§ Your task: Below, find each line holding "Documentacion" and state how many there are, using the number alone.

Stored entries
(begin)

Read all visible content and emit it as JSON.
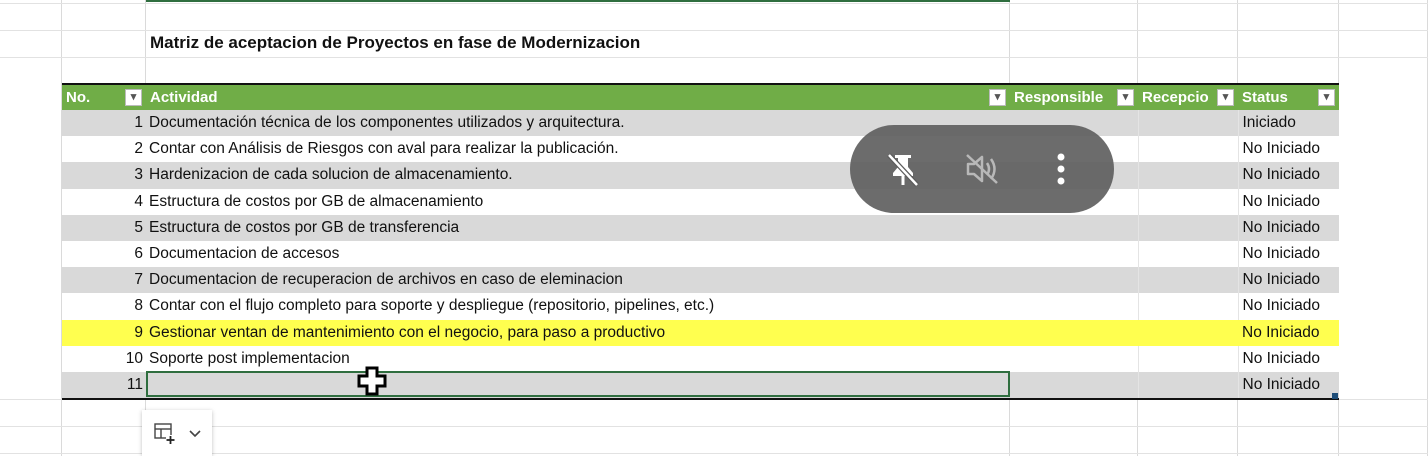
{
  "sheet": {
    "title": "Matriz de aceptacion de Proyectos en fase de Modernizacion"
  },
  "table": {
    "headers": {
      "no": "No.",
      "actividad": "Actividad",
      "responsible": "Responsible",
      "recepcion": "Recepcio",
      "status": "Status"
    },
    "rows": [
      {
        "no": "1",
        "actividad": "Documentación técnica de los componentes utilizados y arquitectura.",
        "responsible": "",
        "recepcion": "",
        "status": "Iniciado"
      },
      {
        "no": "2",
        "actividad": "Contar con Análisis de Riesgos con aval para realizar la publicación.",
        "responsible": "",
        "recepcion": "",
        "status": "No Iniciado"
      },
      {
        "no": "3",
        "actividad": "Hardenizacion de cada solucion de almacenamiento.",
        "responsible": "",
        "recepcion": "",
        "status": "No Iniciado"
      },
      {
        "no": "4",
        "actividad": "Estructura de costos por GB de almacenamiento",
        "responsible": "",
        "recepcion": "",
        "status": "No Iniciado"
      },
      {
        "no": "5",
        "actividad": "Estructura de costos por GB de transferencia",
        "responsible": "",
        "recepcion": "",
        "status": "No Iniciado"
      },
      {
        "no": "6",
        "actividad": "Documentacion de accesos",
        "responsible": "",
        "recepcion": "",
        "status": "No Iniciado"
      },
      {
        "no": "7",
        "actividad": "Documentacion de recuperacion de archivos en caso de eleminacion",
        "responsible": "",
        "recepcion": "",
        "status": "No Iniciado"
      },
      {
        "no": "8",
        "actividad": "Contar con el flujo completo para soporte y despliegue (repositorio, pipelines, etc.)",
        "responsible": "",
        "recepcion": "",
        "status": "No Iniciado"
      },
      {
        "no": "9",
        "actividad": "Gestionar ventan de mantenimiento con el negocio, para paso a productivo",
        "responsible": "",
        "recepcion": "",
        "status": "No Iniciado"
      },
      {
        "no": "10",
        "actividad": "Soporte post implementacion",
        "responsible": "",
        "recepcion": "",
        "status": "No Iniciado"
      },
      {
        "no": "11",
        "actividad": "",
        "responsible": "",
        "recepcion": "",
        "status": "No Iniciado"
      }
    ]
  },
  "colors": {
    "header_bg": "#70ad47",
    "band_gray": "#d9d9d9",
    "highlight_yellow": "#ffff4f",
    "selection_border": "#2f6e3f"
  },
  "overlay": {
    "icons": [
      "unpin-icon",
      "muted-speaker-icon",
      "more-vertical-icon"
    ]
  },
  "quick_analysis": {
    "icons": [
      "insert-table-icon",
      "chevron-down-icon"
    ]
  }
}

(end)

§ The answer: 2